Stored data entries
◇ ◇ ◇ ◇ ◇ ◇ ◇

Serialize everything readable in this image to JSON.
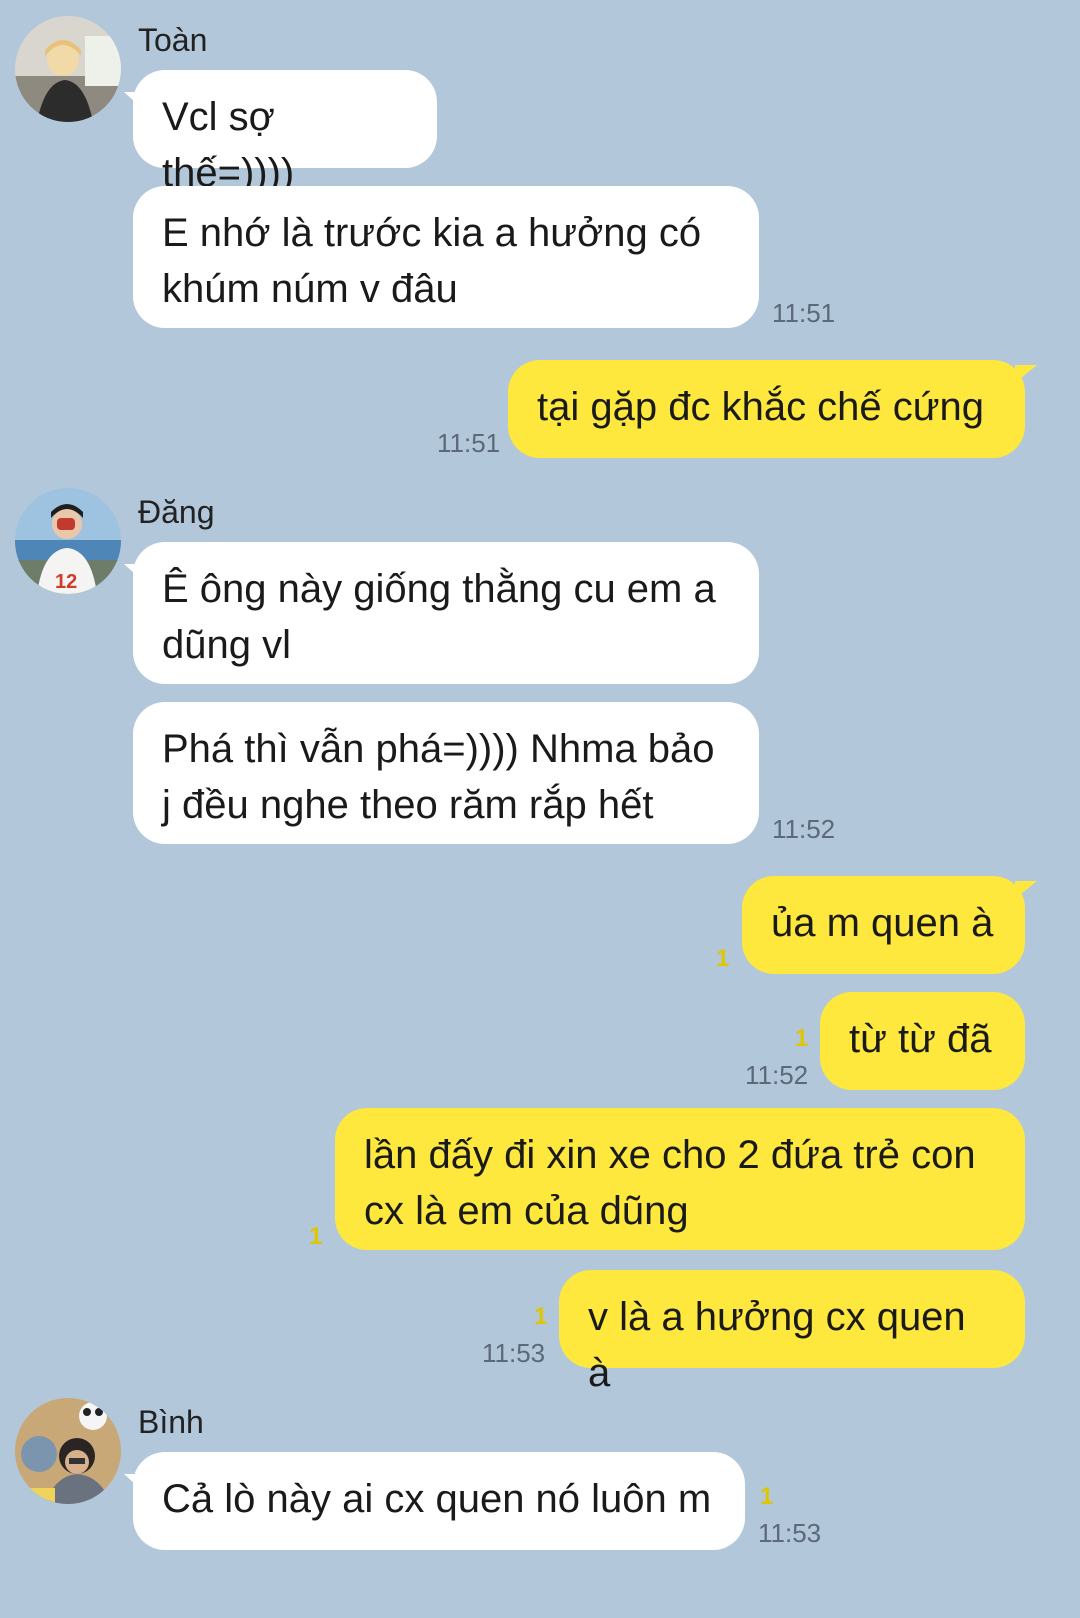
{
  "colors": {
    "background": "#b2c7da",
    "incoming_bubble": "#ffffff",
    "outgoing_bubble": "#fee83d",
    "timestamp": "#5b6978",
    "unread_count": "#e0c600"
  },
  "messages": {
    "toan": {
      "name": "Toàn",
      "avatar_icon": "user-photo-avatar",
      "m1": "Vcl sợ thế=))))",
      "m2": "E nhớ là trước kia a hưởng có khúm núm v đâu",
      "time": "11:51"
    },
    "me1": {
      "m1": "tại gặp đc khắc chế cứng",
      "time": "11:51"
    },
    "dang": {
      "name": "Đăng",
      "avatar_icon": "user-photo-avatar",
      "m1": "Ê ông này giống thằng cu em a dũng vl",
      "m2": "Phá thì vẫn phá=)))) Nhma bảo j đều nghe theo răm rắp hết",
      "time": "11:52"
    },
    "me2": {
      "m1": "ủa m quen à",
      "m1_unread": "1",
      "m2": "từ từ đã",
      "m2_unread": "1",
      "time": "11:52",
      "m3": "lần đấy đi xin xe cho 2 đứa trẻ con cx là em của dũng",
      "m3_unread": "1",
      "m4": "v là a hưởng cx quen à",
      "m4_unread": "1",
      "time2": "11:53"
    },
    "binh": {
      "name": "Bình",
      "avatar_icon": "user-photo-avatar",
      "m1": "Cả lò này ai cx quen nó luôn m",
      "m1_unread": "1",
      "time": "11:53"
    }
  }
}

◇ ◇ ◇ ◇ ◇ ◇ ◇

** Exercise **
Do not include images; quote all of the entries above exactly.

** Task answer **
Serialize everything readable in this image to JSON.
{
  "colors": {
    "background": "#b2c7da",
    "incoming_bubble": "#ffffff",
    "outgoing_bubble": "#fee83d",
    "timestamp": "#5b6978",
    "unread_count": "#e0c600"
  },
  "messages": {
    "toan": {
      "name": "Toàn",
      "avatar_icon": "user-photo-avatar",
      "m1": "Vcl sợ thế=))))",
      "m2": "E nhớ là trước kia a hưởng có khúm núm v đâu",
      "time": "11:51"
    },
    "me1": {
      "m1": "tại gặp đc khắc chế cứng",
      "time": "11:51"
    },
    "dang": {
      "name": "Đăng",
      "avatar_icon": "user-photo-avatar",
      "m1": "Ê ông này giống thằng cu em a dũng vl",
      "m2": "Phá thì vẫn phá=)))) Nhma bảo j đều nghe theo răm rắp hết",
      "time": "11:52"
    },
    "me2": {
      "m1": "ủa m quen à",
      "m1_unread": "1",
      "m2": "từ từ đã",
      "m2_unread": "1",
      "time": "11:52",
      "m3": "lần đấy đi xin xe cho 2 đứa trẻ con cx là em của dũng",
      "m3_unread": "1",
      "m4": "v là a hưởng cx quen à",
      "m4_unread": "1",
      "time2": "11:53"
    },
    "binh": {
      "name": "Bình",
      "avatar_icon": "user-photo-avatar",
      "m1": "Cả lò này ai cx quen nó luôn m",
      "m1_unread": "1",
      "time": "11:53"
    }
  }
}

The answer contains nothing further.